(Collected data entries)
-----
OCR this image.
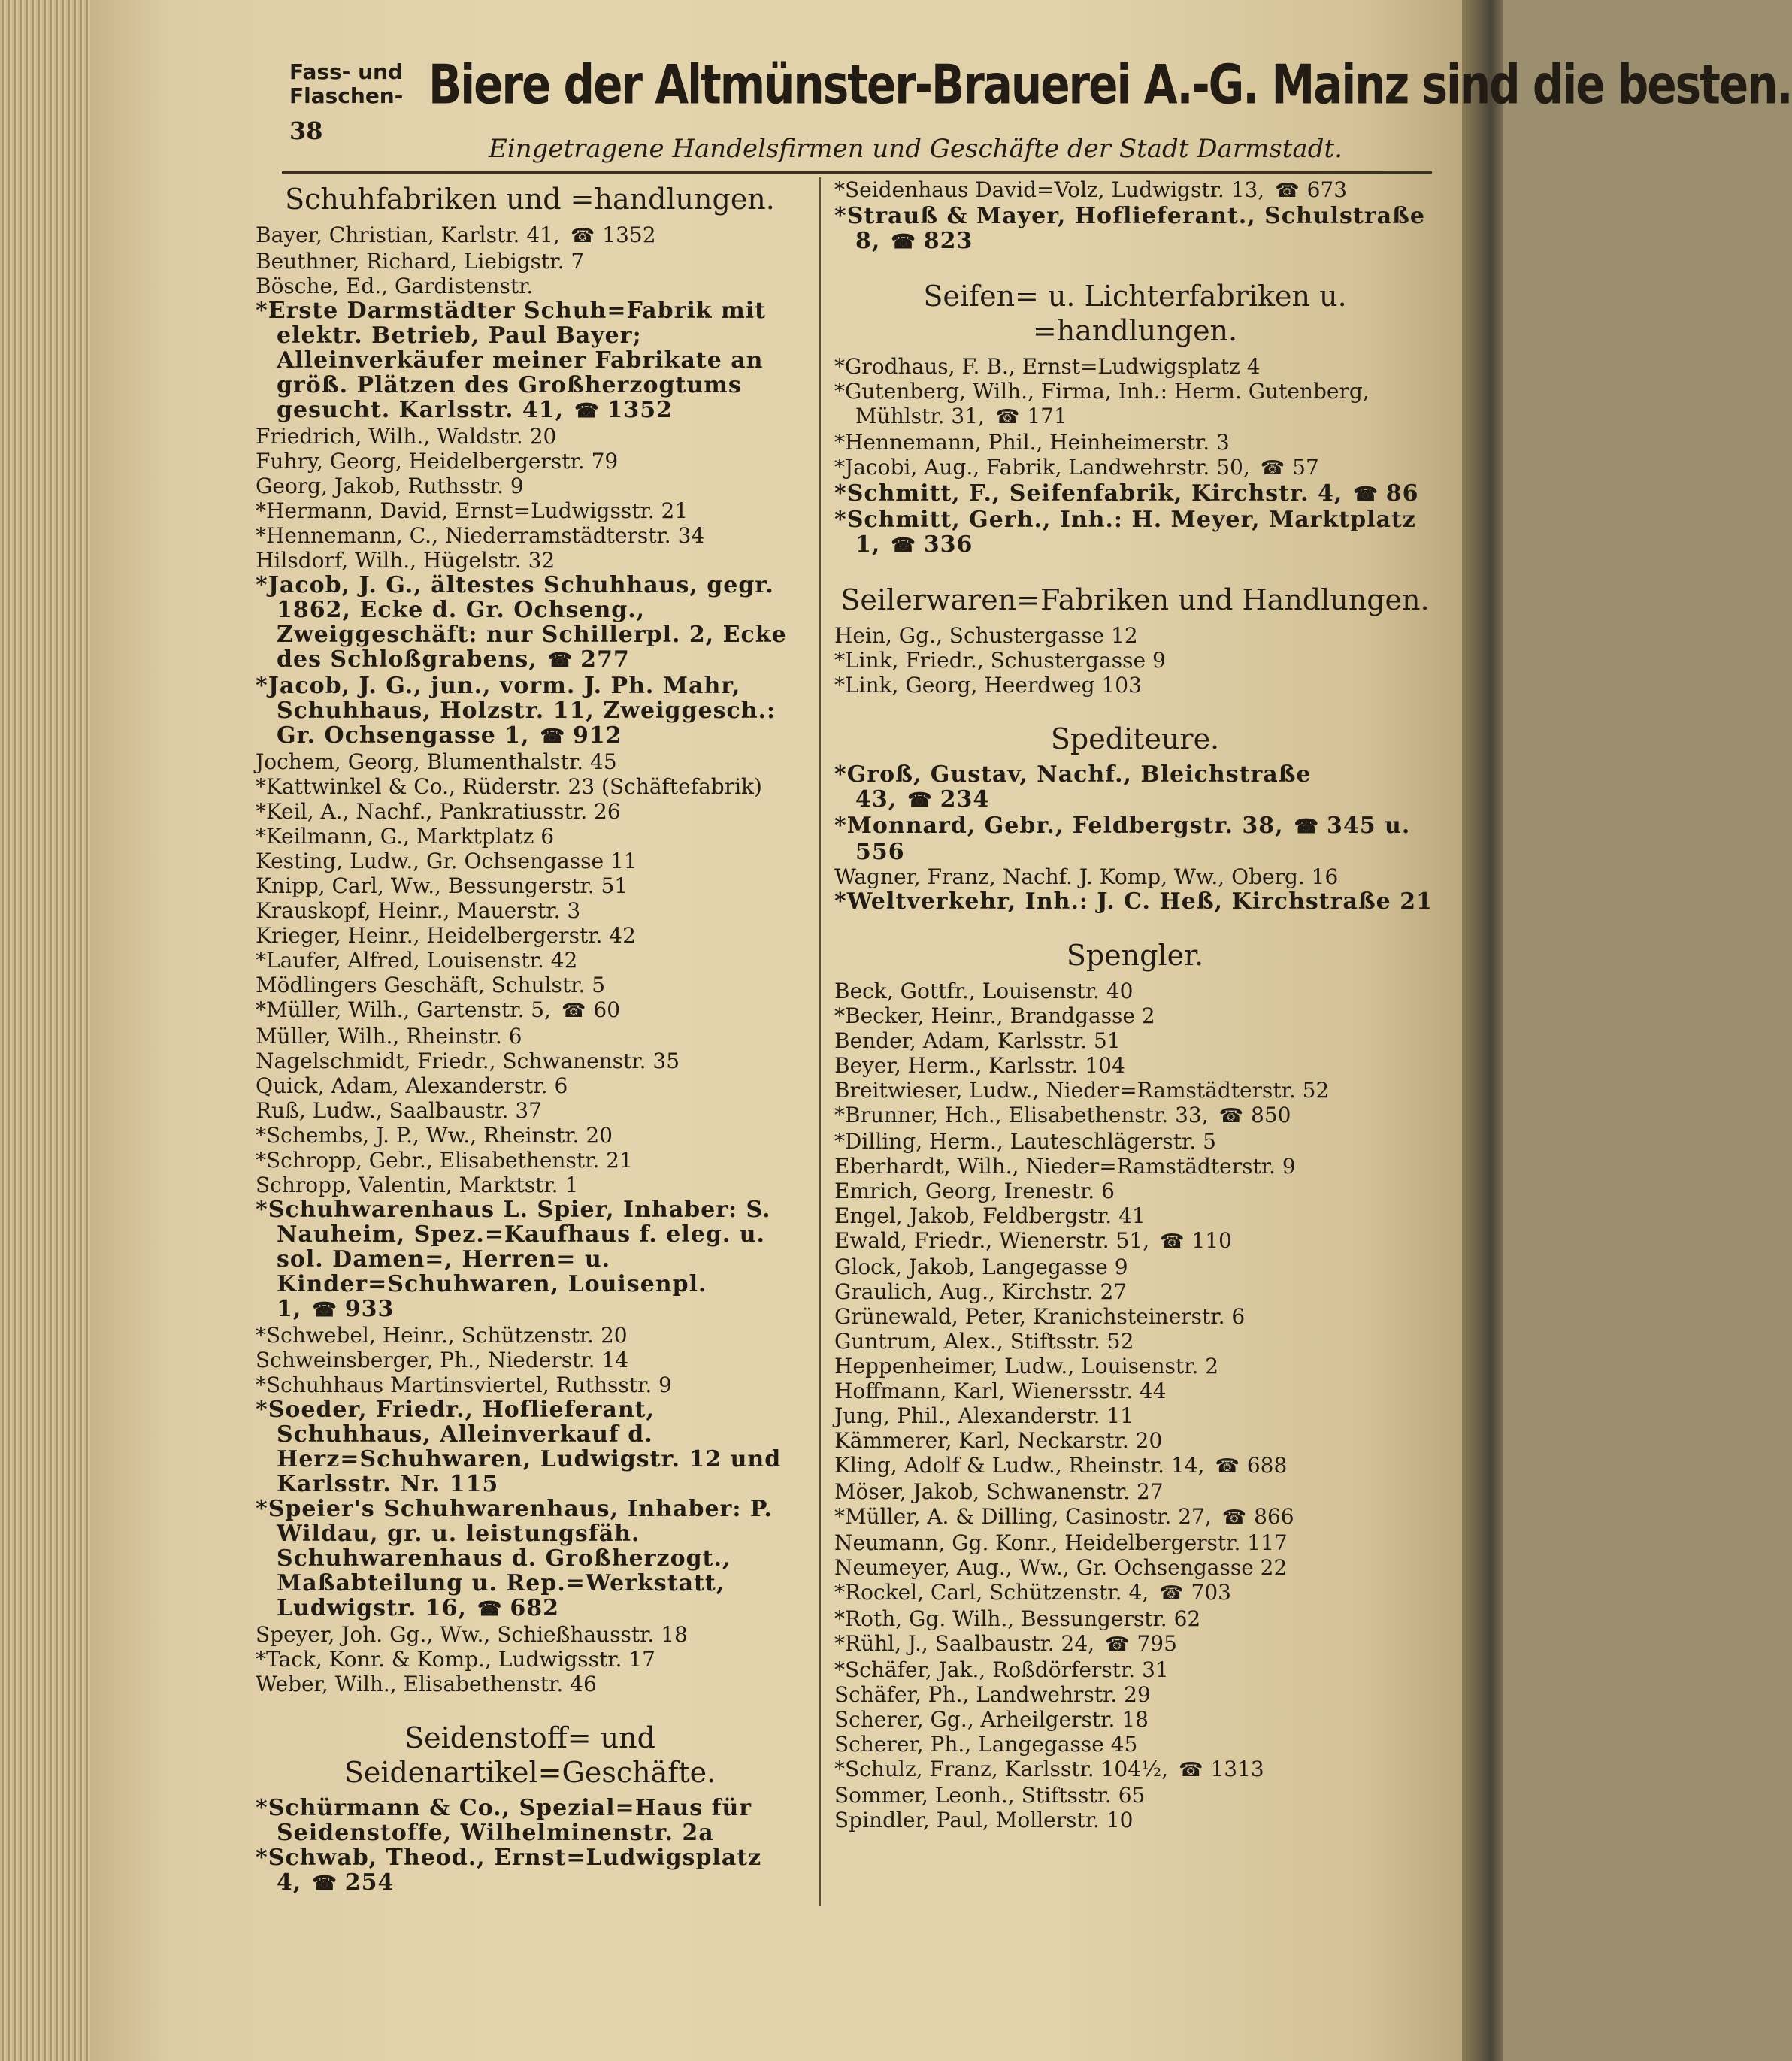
Fass- und Flaschen- Biere der Altmünster-Brauerei A.-G. Mainz sind die besten.
38
Eingetragene Handelsfirmen und Geschäfte der Stadt Darmstadt.
Schuhfabriken und =handlungen.
Bayer, Christian, Karlstr. 41, ☎ 1352
Beuthner, Richard, Liebigstr. 7
Bösche, Ed., Gardistenstr.
*Erste Darmstädter Schuh=Fabrik mit elektr. Betrieb, Paul Bayer; Alleinverkäufer meiner Fabrikate an größ. Plätzen des Großherzogtums gesucht. Karlsstr. 41, ☎ 1352
Friedrich, Wilh., Waldstr. 20
Fuhry, Georg, Heidelbergerstr. 79
Georg, Jakob, Ruthsstr. 9
*Hermann, David, Ernst=Ludwigsstr. 21
*Hennemann, C., Niederramstädterstr. 34
Hilsdorf, Wilh., Hügelstr. 32
*Jacob, J. G., ältestes Schuhhaus, gegr. 1862, Ecke d. Gr. Ochseng., Zweiggeschäft: nur Schillerpl. 2, Ecke des Schloßgrabens, ☎ 277
*Jacob, J. G., jun., vorm. J. Ph. Mahr, Schuhhaus, Holzstr. 11, Zweiggesch.: Gr. Ochsengasse 1, ☎ 912
Jochem, Georg, Blumenthalstr. 45
*Kattwinkel & Co., Rüderstr. 23 (Schäftefabrik)
*Keil, A., Nachf., Pankratiusstr. 26
*Keilmann, G., Marktplatz 6
Kesting, Ludw., Gr. Ochsengasse 11
Knipp, Carl, Ww., Bessungerstr. 51
Krauskopf, Heinr., Mauerstr. 3
Krieger, Heinr., Heidelbergerstr. 42
*Laufer, Alfred, Louisenstr. 42
Mödlingers Geschäft, Schulstr. 5
*Müller, Wilh., Gartenstr. 5, ☎ 60
Müller, Wilh., Rheinstr. 6
Nagelschmidt, Friedr., Schwanenstr. 35
Quick, Adam, Alexanderstr. 6
Ruß, Ludw., Saalbaustr. 37
*Schembs, J. P., Ww., Rheinstr. 20
*Schropp, Gebr., Elisabethenstr. 21
Schropp, Valentin, Marktstr. 1
*Schuhwarenhaus L. Spier, Inhaber: S. Nauheim, Spez.=Kaufhaus f. eleg. u. sol. Damen=, Herren= u. Kinder=Schuhwaren, Louisenpl. 1, ☎ 933
*Schwebel, Heinr., Schützenstr. 20
Schweinsberger, Ph., Niederstr. 14
*Schuhhaus Martinsviertel, Ruthsstr. 9
*Soeder, Friedr., Hoflieferant, Schuhhaus, Alleinverkauf d. Herz=Schuhwaren, Ludwigstr. 12 und Karlsstr. Nr. 115
*Speier's Schuhwarenhaus, Inhaber: P. Wildau, gr. u. leistungsfäh. Schuhwarenhaus d. Großherzogt., Maßabteilung u. Rep.=Werkstatt, Ludwigstr. 16, ☎ 682
Speyer, Joh. Gg., Ww., Schießhausstr. 18
*Tack, Konr. & Komp., Ludwigsstr. 17
Weber, Wilh., Elisabethenstr. 46
Seidenstoff= und Seidenartikel=Geschäfte.
*Schürmann & Co., Spezial=Haus für Seidenstoffe, Wilhelminenstr. 2a
*Schwab, Theod., Ernst=Ludwigsplatz 4, ☎ 254
*Seidenhaus David=Volz, Ludwigstr. 13, ☎ 673
*Strauß & Mayer, Hoflieferant., Schulstraße 8, ☎ 823
Seifen= u. Lichterfabriken u. =handlungen.
*Grodhaus, F. B., Ernst=Ludwigsplatz 4
*Gutenberg, Wilh., Firma, Inh.: Herm. Gutenberg, Mühlstr. 31, ☎ 171
*Hennemann, Phil., Heinheimerstr. 3
*Jacobi, Aug., Fabrik, Landwehrstr. 50, ☎ 57
*Schmitt, F., Seifenfabrik, Kirchstr. 4, ☎ 86
*Schmitt, Gerh., Inh.: H. Meyer, Marktplatz 1, ☎ 336
Seilerwaren=Fabriken und Handlungen.
Hein, Gg., Schustergasse 12
*Link, Friedr., Schustergasse 9
*Link, Georg, Heerdweg 103
Spediteure.
*Groß, Gustav, Nachf., Bleichstraße 43, ☎ 234
*Monnard, Gebr., Feldbergstr. 38, ☎ 345 u. 556
Wagner, Franz, Nachf. J. Komp, Ww., Oberg. 16
*Weltverkehr, Inh.: J. C. Heß, Kirchstraße 21
Spengler.
Beck, Gottfr., Louisenstr. 40
*Becker, Heinr., Brandgasse 2
Bender, Adam, Karlsstr. 51
Beyer, Herm., Karlsstr. 104
Breitwieser, Ludw., Nieder=Ramstädterstr. 52
*Brunner, Hch., Elisabethenstr. 33, ☎ 850
*Dilling, Herm., Lauteschlägerstr. 5
Eberhardt, Wilh., Nieder=Ramstädterstr. 9
Emrich, Georg, Irenestr. 6
Engel, Jakob, Feldbergstr. 41
Ewald, Friedr., Wienerstr. 51, ☎ 110
Glock, Jakob, Langegasse 9
Graulich, Aug., Kirchstr. 27
Grünewald, Peter, Kranichsteinerstr. 6
Guntrum, Alex., Stiftsstr. 52
Heppenheimer, Ludw., Louisenstr. 2
Hoffmann, Karl, Wienersstr. 44
Jung, Phil., Alexanderstr. 11
Kämmerer, Karl, Neckarstr. 20
Kling, Adolf & Ludw., Rheinstr. 14, ☎ 688
Möser, Jakob, Schwanenstr. 27
*Müller, A. & Dilling, Casinostr. 27, ☎ 866
Neumann, Gg. Konr., Heidelbergerstr. 117
Neumeyer, Aug., Ww., Gr. Ochsengasse 22
*Rockel, Carl, Schützenstr. 4, ☎ 703
*Roth, Gg. Wilh., Bessungerstr. 62
*Rühl, J., Saalbaustr. 24, ☎ 795
*Schäfer, Jak., Roßdörferstr. 31
Schäfer, Ph., Landwehrstr. 29
Scherer, Gg., Arheilgerstr. 18
Scherer, Ph., Langegasse 45
*Schulz, Franz, Karlsstr. 104½, ☎ 1313
Sommer, Leonh., Stiftsstr. 65
Spindler, Paul, Mollerstr. 10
-----
State how many lines hold the word "Schäfer". The number is the whole answer.

2